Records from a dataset

________________________

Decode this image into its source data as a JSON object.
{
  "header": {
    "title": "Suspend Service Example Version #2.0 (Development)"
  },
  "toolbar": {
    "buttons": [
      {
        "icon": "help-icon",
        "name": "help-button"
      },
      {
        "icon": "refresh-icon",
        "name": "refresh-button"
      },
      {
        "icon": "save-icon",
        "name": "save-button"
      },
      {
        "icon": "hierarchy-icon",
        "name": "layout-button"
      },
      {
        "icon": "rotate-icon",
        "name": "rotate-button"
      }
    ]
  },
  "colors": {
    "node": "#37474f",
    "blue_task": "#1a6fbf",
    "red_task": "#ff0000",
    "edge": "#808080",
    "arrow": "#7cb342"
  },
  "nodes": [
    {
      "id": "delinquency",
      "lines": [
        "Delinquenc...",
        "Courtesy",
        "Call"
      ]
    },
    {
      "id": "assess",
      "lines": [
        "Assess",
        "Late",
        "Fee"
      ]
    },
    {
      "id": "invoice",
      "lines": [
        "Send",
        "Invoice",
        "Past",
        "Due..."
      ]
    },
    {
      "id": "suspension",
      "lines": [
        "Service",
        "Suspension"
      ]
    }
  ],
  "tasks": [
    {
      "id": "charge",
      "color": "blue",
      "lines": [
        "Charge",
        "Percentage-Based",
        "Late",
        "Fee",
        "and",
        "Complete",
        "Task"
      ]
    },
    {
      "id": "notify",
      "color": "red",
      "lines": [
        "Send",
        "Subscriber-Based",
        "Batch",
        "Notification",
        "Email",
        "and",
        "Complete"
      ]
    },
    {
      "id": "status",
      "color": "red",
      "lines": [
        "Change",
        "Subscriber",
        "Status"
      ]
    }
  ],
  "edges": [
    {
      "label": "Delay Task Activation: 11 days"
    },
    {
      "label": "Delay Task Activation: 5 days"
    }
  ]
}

________________________

## What to work on
Print the material verbatim, all of it.

## Task response
Decode this image into its source data as a JSON object.
{
  "header": {
    "title": "Suspend Service Example Version #2.0 (Development)"
  },
  "toolbar": {
    "buttons": [
      {
        "icon": "help-icon",
        "name": "help-button"
      },
      {
        "icon": "refresh-icon",
        "name": "refresh-button"
      },
      {
        "icon": "save-icon",
        "name": "save-button"
      },
      {
        "icon": "hierarchy-icon",
        "name": "layout-button"
      },
      {
        "icon": "rotate-icon",
        "name": "rotate-button"
      }
    ]
  },
  "colors": {
    "node": "#37474f",
    "blue_task": "#1a6fbf",
    "red_task": "#ff0000",
    "edge": "#808080",
    "arrow": "#7cb342"
  },
  "nodes": [
    {
      "id": "delinquency",
      "lines": [
        "Delinquenc...",
        "Courtesy",
        "Call"
      ]
    },
    {
      "id": "assess",
      "lines": [
        "Assess",
        "Late",
        "Fee"
      ]
    },
    {
      "id": "invoice",
      "lines": [
        "Send",
        "Invoice",
        "Past",
        "Due..."
      ]
    },
    {
      "id": "suspension",
      "lines": [
        "Service",
        "Suspension"
      ]
    }
  ],
  "tasks": [
    {
      "id": "charge",
      "color": "blue",
      "lines": [
        "Charge",
        "Percentage-Based",
        "Late",
        "Fee",
        "and",
        "Complete",
        "Task"
      ]
    },
    {
      "id": "notify",
      "color": "red",
      "lines": [
        "Send",
        "Subscriber-Based",
        "Batch",
        "Notification",
        "Email",
        "and",
        "Complete"
      ]
    },
    {
      "id": "status",
      "color": "red",
      "lines": [
        "Change",
        "Subscriber",
        "Status"
      ]
    }
  ],
  "edges": [
    {
      "label": "Delay Task Activation: 11 days"
    },
    {
      "label": "Delay Task Activation: 5 days"
    }
  ]
}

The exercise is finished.